#### [RECORDED INFORMATION]
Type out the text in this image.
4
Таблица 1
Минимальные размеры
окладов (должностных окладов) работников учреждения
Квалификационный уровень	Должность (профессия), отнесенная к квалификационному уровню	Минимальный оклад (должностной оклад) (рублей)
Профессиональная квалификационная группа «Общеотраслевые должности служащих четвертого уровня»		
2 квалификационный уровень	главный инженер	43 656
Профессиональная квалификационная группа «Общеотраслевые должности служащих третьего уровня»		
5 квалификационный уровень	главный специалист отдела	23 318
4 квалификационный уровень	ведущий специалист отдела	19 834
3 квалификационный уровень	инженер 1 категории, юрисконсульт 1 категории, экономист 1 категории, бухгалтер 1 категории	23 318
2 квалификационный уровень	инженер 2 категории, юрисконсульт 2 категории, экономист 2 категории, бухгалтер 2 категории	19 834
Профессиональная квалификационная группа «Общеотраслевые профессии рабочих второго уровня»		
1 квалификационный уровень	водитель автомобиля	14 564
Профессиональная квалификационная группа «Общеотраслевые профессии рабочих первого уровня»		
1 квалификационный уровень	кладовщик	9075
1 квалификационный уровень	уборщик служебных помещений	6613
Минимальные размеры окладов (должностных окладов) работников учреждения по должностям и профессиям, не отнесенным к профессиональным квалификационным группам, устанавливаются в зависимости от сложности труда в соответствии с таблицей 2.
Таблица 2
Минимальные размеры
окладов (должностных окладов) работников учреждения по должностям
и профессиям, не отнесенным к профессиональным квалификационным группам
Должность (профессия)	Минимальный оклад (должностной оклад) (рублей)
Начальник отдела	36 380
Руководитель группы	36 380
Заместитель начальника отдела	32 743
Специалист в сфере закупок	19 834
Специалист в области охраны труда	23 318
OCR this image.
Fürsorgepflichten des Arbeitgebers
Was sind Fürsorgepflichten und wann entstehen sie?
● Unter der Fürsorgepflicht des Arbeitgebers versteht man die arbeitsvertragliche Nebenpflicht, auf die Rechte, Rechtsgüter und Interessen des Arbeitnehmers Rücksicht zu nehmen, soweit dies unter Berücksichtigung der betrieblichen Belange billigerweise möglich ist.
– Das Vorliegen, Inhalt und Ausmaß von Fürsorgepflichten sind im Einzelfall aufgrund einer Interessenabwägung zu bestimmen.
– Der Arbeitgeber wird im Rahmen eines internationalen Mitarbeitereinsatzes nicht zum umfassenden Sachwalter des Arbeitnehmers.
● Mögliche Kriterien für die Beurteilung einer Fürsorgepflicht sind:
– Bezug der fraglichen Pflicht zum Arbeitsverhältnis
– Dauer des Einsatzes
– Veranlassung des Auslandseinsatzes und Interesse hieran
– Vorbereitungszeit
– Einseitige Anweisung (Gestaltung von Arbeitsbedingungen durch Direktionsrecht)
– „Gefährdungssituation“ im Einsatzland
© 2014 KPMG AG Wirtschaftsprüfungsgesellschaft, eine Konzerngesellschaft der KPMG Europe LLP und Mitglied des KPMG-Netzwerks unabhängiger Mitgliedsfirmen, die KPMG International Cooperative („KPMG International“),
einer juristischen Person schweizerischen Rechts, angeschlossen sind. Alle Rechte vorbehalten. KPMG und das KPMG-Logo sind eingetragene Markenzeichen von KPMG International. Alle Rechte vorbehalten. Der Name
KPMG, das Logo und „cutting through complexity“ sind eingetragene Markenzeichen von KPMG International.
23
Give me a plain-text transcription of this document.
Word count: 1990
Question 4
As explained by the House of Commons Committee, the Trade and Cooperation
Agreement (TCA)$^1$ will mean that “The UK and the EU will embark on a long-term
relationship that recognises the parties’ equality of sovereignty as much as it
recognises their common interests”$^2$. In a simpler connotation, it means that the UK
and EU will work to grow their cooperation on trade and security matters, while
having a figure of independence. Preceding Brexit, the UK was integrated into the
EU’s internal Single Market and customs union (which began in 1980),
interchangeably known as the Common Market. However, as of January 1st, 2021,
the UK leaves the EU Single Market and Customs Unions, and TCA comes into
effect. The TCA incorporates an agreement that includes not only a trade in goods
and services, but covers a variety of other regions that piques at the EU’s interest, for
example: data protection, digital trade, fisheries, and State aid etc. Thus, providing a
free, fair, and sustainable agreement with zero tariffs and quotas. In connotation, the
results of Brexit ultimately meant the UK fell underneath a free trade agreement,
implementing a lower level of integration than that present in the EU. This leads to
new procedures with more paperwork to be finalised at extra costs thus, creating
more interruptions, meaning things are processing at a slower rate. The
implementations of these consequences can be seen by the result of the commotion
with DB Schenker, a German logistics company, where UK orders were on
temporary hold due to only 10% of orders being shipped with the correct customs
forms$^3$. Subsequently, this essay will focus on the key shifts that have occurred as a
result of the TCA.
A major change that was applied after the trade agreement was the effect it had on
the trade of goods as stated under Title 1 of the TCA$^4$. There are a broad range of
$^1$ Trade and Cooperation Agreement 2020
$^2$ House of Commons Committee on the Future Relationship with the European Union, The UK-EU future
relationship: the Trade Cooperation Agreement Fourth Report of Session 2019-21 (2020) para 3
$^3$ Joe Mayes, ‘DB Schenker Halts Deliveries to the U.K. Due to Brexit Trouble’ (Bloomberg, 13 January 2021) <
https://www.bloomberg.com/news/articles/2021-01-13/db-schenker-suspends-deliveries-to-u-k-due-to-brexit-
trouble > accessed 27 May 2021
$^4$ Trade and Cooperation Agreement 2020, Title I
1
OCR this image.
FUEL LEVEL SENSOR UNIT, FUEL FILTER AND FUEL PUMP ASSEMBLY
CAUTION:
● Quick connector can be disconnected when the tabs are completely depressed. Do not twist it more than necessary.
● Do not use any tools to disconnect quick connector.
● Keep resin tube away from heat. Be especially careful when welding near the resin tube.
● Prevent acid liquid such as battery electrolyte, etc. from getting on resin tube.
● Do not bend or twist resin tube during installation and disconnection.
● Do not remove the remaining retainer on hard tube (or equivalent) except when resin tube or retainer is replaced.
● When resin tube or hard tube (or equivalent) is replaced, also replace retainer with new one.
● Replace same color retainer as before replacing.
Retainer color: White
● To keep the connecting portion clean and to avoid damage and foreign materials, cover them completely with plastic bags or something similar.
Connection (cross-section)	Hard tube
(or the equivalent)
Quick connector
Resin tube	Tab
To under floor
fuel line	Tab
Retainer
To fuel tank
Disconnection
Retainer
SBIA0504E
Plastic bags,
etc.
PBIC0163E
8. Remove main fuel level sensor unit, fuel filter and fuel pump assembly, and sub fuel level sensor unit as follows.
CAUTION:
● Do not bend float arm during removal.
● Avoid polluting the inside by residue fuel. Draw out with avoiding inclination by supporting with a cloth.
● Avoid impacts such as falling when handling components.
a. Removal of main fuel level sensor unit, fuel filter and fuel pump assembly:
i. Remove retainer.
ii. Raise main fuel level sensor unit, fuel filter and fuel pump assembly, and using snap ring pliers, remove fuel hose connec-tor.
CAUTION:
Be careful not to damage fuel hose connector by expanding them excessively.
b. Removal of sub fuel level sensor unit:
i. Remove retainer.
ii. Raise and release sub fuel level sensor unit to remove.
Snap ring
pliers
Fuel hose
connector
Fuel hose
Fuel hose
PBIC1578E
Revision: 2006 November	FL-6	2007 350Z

#### [INSTRUCTION]
Using the material above, state how many lines include the string "bend". Answer with a single number.

#### [SOLUTION TO THIS TASK]
2